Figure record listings
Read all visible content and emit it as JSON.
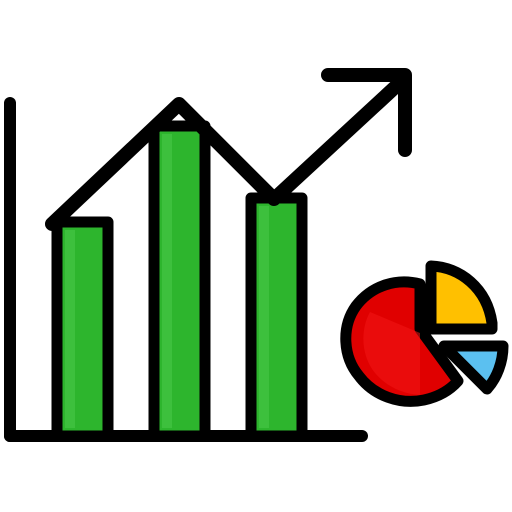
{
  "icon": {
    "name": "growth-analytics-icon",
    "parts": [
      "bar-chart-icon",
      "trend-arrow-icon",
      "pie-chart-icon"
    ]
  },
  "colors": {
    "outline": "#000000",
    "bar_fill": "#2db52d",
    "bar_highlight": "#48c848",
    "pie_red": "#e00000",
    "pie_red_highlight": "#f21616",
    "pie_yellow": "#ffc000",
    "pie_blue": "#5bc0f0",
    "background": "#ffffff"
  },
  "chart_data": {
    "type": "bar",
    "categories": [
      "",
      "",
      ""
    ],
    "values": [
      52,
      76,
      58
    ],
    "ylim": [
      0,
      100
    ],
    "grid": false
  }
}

• [Exercise aim] Omit the pictures, then output the rest of the listing exactly.

• [The reply]
Read all visible content and emit it as JSON.
{
  "icon": {
    "name": "growth-analytics-icon",
    "parts": [
      "bar-chart-icon",
      "trend-arrow-icon",
      "pie-chart-icon"
    ]
  },
  "colors": {
    "outline": "#000000",
    "bar_fill": "#2db52d",
    "bar_highlight": "#48c848",
    "pie_red": "#e00000",
    "pie_red_highlight": "#f21616",
    "pie_yellow": "#ffc000",
    "pie_blue": "#5bc0f0",
    "background": "#ffffff"
  },
  "chart_data": {
    "type": "bar",
    "categories": [
      "",
      "",
      ""
    ],
    "values": [
      52,
      76,
      58
    ],
    "ylim": [
      0,
      100
    ],
    "grid": false
  }
}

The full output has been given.